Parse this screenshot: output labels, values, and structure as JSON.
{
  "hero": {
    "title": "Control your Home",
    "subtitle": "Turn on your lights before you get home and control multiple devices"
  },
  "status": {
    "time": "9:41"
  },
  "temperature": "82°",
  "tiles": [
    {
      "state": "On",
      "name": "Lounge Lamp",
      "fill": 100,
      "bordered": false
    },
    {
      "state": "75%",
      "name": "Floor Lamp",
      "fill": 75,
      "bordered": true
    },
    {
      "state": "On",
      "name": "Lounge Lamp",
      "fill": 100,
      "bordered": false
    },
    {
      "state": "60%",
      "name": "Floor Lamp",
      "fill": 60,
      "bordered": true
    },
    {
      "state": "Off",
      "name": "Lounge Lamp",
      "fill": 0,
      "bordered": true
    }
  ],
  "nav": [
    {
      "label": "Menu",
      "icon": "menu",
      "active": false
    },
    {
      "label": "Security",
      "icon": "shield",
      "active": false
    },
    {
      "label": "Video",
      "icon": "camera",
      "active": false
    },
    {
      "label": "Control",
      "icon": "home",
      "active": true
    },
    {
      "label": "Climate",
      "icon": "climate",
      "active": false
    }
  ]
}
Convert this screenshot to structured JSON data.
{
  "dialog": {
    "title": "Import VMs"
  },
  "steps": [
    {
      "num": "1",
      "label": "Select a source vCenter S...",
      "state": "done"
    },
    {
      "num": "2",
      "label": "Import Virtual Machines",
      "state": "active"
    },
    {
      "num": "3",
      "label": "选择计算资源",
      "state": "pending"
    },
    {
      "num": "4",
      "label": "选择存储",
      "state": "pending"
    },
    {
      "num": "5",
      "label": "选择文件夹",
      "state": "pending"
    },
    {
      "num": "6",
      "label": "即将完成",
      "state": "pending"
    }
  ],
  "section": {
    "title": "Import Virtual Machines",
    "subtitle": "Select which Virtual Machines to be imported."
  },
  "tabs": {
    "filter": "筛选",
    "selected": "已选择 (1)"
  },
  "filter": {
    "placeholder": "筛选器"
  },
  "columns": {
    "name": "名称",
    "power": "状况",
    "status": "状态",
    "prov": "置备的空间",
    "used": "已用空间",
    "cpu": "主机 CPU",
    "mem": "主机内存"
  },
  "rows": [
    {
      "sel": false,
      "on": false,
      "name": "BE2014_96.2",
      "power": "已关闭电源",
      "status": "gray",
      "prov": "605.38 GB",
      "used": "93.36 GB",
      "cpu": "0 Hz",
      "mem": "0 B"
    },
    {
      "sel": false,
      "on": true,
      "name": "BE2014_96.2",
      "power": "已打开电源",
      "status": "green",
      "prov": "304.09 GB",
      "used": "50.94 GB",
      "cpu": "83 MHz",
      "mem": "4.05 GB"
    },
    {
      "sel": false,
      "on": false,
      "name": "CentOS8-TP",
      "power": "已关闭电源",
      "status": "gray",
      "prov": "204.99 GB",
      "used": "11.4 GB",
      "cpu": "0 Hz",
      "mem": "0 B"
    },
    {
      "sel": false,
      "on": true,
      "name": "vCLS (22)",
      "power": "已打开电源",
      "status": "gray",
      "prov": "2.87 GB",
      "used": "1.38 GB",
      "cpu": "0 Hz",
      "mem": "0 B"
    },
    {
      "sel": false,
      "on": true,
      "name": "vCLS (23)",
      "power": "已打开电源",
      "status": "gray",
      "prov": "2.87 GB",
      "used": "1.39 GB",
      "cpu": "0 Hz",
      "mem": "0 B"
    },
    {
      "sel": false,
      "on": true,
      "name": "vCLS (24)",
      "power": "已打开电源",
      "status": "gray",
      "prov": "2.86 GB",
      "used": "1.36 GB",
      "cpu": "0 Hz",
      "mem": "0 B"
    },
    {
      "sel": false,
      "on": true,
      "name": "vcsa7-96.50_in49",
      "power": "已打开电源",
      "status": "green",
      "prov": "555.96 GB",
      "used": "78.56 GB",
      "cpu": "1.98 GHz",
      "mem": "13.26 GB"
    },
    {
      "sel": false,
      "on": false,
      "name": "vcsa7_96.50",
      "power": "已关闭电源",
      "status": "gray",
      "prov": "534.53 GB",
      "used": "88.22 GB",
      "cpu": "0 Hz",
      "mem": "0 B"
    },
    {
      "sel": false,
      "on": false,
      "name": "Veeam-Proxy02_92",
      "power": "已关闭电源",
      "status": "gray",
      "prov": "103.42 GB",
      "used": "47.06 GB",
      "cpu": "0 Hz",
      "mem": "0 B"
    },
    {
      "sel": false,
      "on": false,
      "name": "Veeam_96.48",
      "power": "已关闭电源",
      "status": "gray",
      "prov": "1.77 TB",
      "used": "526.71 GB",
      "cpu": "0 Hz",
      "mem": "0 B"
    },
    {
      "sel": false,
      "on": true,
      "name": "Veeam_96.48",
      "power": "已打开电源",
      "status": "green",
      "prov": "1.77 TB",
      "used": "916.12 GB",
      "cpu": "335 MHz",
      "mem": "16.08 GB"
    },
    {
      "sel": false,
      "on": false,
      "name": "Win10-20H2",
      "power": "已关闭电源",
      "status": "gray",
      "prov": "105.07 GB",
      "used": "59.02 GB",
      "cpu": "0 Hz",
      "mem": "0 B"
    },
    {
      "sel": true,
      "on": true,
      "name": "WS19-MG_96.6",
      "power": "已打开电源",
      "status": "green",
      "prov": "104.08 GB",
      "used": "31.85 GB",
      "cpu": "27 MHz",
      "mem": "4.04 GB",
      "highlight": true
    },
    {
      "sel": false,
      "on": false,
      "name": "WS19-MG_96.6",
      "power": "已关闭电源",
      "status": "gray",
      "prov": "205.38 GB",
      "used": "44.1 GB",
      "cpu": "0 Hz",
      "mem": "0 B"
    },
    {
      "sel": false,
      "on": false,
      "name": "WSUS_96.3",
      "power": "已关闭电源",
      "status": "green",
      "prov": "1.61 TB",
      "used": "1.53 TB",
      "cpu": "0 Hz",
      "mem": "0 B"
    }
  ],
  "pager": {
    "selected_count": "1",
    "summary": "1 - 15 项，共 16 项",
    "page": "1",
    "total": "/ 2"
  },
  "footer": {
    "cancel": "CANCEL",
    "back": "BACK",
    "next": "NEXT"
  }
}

━━━━━━

### DIRECTION:
From the records above, extract every line exactly as it stands.

### EXPECTED ANSWER:
Parse this screenshot: output labels, values, and structure as JSON.
{
  "hero": {
    "title": "Control your Home",
    "subtitle": "Turn on your lights before you get home and control multiple devices"
  },
  "status": {
    "time": "9:41"
  },
  "temperature": "82°",
  "tiles": [
    {
      "state": "On",
      "name": "Lounge Lamp",
      "fill": 100,
      "bordered": false
    },
    {
      "state": "75%",
      "name": "Floor Lamp",
      "fill": 75,
      "bordered": true
    },
    {
      "state": "On",
      "name": "Lounge Lamp",
      "fill": 100,
      "bordered": false
    },
    {
      "state": "60%",
      "name": "Floor Lamp",
      "fill": 60,
      "bordered": true
    },
    {
      "state": "Off",
      "name": "Lounge Lamp",
      "fill": 0,
      "bordered": true
    }
  ],
  "nav": [
    {
      "label": "Menu",
      "icon": "menu",
      "active": false
    },
    {
      "label": "Security",
      "icon": "shield",
      "active": false
    },
    {
      "label": "Video",
      "icon": "camera",
      "active": false
    },
    {
      "label": "Control",
      "icon": "home",
      "active": true
    },
    {
      "label": "Climate",
      "icon": "climate",
      "active": false
    }
  ]
}
Convert this screenshot to structured JSON data.
{
  "dialog": {
    "title": "Import VMs"
  },
  "steps": [
    {
      "num": "1",
      "label": "Select a source vCenter S...",
      "state": "done"
    },
    {
      "num": "2",
      "label": "Import Virtual Machines",
      "state": "active"
    },
    {
      "num": "3",
      "label": "选择计算资源",
      "state": "pending"
    },
    {
      "num": "4",
      "label": "选择存储",
      "state": "pending"
    },
    {
      "num": "5",
      "label": "选择文件夹",
      "state": "pending"
    },
    {
      "num": "6",
      "label": "即将完成",
      "state": "pending"
    }
  ],
  "section": {
    "title": "Import Virtual Machines",
    "subtitle": "Select which Virtual Machines to be imported."
  },
  "tabs": {
    "filter": "筛选",
    "selected": "已选择 (1)"
  },
  "filter": {
    "placeholder": "筛选器"
  },
  "columns": {
    "name": "名称",
    "power": "状况",
    "status": "状态",
    "prov": "置备的空间",
    "used": "已用空间",
    "cpu": "主机 CPU",
    "mem": "主机内存"
  },
  "rows": [
    {
      "sel": false,
      "on": false,
      "name": "BE2014_96.2",
      "power": "已关闭电源",
      "status": "gray",
      "prov": "605.38 GB",
      "used": "93.36 GB",
      "cpu": "0 Hz",
      "mem": "0 B"
    },
    {
      "sel": false,
      "on": true,
      "name": "BE2014_96.2",
      "power": "已打开电源",
      "status": "green",
      "prov": "304.09 GB",
      "used": "50.94 GB",
      "cpu": "83 MHz",
      "mem": "4.05 GB"
    },
    {
      "sel": false,
      "on": false,
      "name": "CentOS8-TP",
      "power": "已关闭电源",
      "status": "gray",
      "prov": "204.99 GB",
      "used": "11.4 GB",
      "cpu": "0 Hz",
      "mem": "0 B"
    },
    {
      "sel": false,
      "on": true,
      "name": "vCLS (22)",
      "power": "已打开电源",
      "status": "gray",
      "prov": "2.87 GB",
      "used": "1.38 GB",
      "cpu": "0 Hz",
      "mem": "0 B"
    },
    {
      "sel": false,
      "on": true,
      "name": "vCLS (23)",
      "power": "已打开电源",
      "status": "gray",
      "prov": "2.87 GB",
      "used": "1.39 GB",
      "cpu": "0 Hz",
      "mem": "0 B"
    },
    {
      "sel": false,
      "on": true,
      "name": "vCLS (24)",
      "power": "已打开电源",
      "status": "gray",
      "prov": "2.86 GB",
      "used": "1.36 GB",
      "cpu": "0 Hz",
      "mem": "0 B"
    },
    {
      "sel": false,
      "on": true,
      "name": "vcsa7-96.50_in49",
      "power": "已打开电源",
      "status": "green",
      "prov": "555.96 GB",
      "used": "78.56 GB",
      "cpu": "1.98 GHz",
      "mem": "13.26 GB"
    },
    {
      "sel": false,
      "on": false,
      "name": "vcsa7_96.50",
      "power": "已关闭电源",
      "status": "gray",
      "prov": "534.53 GB",
      "used": "88.22 GB",
      "cpu": "0 Hz",
      "mem": "0 B"
    },
    {
      "sel": false,
      "on": false,
      "name": "Veeam-Proxy02_92",
      "power": "已关闭电源",
      "status": "gray",
      "prov": "103.42 GB",
      "used": "47.06 GB",
      "cpu": "0 Hz",
      "mem": "0 B"
    },
    {
      "sel": false,
      "on": false,
      "name": "Veeam_96.48",
      "power": "已关闭电源",
      "status": "gray",
      "prov": "1.77 TB",
      "used": "526.71 GB",
      "cpu": "0 Hz",
      "mem": "0 B"
    },
    {
      "sel": false,
      "on": true,
      "name": "Veeam_96.48",
      "power": "已打开电源",
      "status": "green",
      "prov": "1.77 TB",
      "used": "916.12 GB",
      "cpu": "335 MHz",
      "mem": "16.08 GB"
    },
    {
      "sel": false,
      "on": false,
      "name": "Win10-20H2",
      "power": "已关闭电源",
      "status": "gray",
      "prov": "105.07 GB",
      "used": "59.02 GB",
      "cpu": "0 Hz",
      "mem": "0 B"
    },
    {
      "sel": true,
      "on": true,
      "name": "WS19-MG_96.6",
      "power": "已打开电源",
      "status": "green",
      "prov": "104.08 GB",
      "used": "31.85 GB",
      "cpu": "27 MHz",
      "mem": "4.04 GB",
      "highlight": true
    },
    {
      "sel": false,
      "on": false,
      "name": "WS19-MG_96.6",
      "power": "已关闭电源",
      "status": "gray",
      "prov": "205.38 GB",
      "used": "44.1 GB",
      "cpu": "0 Hz",
      "mem": "0 B"
    },
    {
      "sel": false,
      "on": false,
      "name": "WSUS_96.3",
      "power": "已关闭电源",
      "status": "green",
      "prov": "1.61 TB",
      "used": "1.53 TB",
      "cpu": "0 Hz",
      "mem": "0 B"
    }
  ],
  "pager": {
    "selected_count": "1",
    "summary": "1 - 15 项，共 16 项",
    "page": "1",
    "total": "/ 2"
  },
  "footer": {
    "cancel": "CANCEL",
    "back": "BACK",
    "next": "NEXT"
  }
}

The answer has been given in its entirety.